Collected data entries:
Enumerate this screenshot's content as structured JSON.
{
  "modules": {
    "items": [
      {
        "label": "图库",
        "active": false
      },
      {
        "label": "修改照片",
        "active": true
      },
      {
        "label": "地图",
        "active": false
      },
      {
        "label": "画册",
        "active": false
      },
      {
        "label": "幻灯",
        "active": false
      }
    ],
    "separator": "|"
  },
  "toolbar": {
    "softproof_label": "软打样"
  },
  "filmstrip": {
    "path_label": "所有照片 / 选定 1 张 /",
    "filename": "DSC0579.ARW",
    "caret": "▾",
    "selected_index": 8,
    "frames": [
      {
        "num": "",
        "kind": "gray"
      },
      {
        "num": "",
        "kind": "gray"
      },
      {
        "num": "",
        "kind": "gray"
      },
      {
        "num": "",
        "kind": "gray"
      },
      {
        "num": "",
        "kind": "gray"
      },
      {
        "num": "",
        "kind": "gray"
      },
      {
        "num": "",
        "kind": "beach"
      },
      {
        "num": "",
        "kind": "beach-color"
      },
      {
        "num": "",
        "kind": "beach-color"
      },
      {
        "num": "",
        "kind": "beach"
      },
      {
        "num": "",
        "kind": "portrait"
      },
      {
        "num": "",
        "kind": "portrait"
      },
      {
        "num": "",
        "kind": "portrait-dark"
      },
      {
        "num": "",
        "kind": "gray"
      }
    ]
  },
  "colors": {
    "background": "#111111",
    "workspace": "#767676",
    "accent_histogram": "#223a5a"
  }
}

GIVEN INSTRUCTION:
Print again each line of the listing above, exactly as it appears.

ANSWER IN FULL:
Enumerate this screenshot's content as structured JSON.
{
  "modules": {
    "items": [
      {
        "label": "图库",
        "active": false
      },
      {
        "label": "修改照片",
        "active": true
      },
      {
        "label": "地图",
        "active": false
      },
      {
        "label": "画册",
        "active": false
      },
      {
        "label": "幻灯",
        "active": false
      }
    ],
    "separator": "|"
  },
  "toolbar": {
    "softproof_label": "软打样"
  },
  "filmstrip": {
    "path_label": "所有照片 / 选定 1 张 /",
    "filename": "DSC0579.ARW",
    "caret": "▾",
    "selected_index": 8,
    "frames": [
      {
        "num": "",
        "kind": "gray"
      },
      {
        "num": "",
        "kind": "gray"
      },
      {
        "num": "",
        "kind": "gray"
      },
      {
        "num": "",
        "kind": "gray"
      },
      {
        "num": "",
        "kind": "gray"
      },
      {
        "num": "",
        "kind": "gray"
      },
      {
        "num": "",
        "kind": "beach"
      },
      {
        "num": "",
        "kind": "beach-color"
      },
      {
        "num": "",
        "kind": "beach-color"
      },
      {
        "num": "",
        "kind": "beach"
      },
      {
        "num": "",
        "kind": "portrait"
      },
      {
        "num": "",
        "kind": "portrait"
      },
      {
        "num": "",
        "kind": "portrait-dark"
      },
      {
        "num": "",
        "kind": "gray"
      }
    ]
  },
  "colors": {
    "background": "#111111",
    "workspace": "#767676",
    "accent_histogram": "#223a5a"
  }
}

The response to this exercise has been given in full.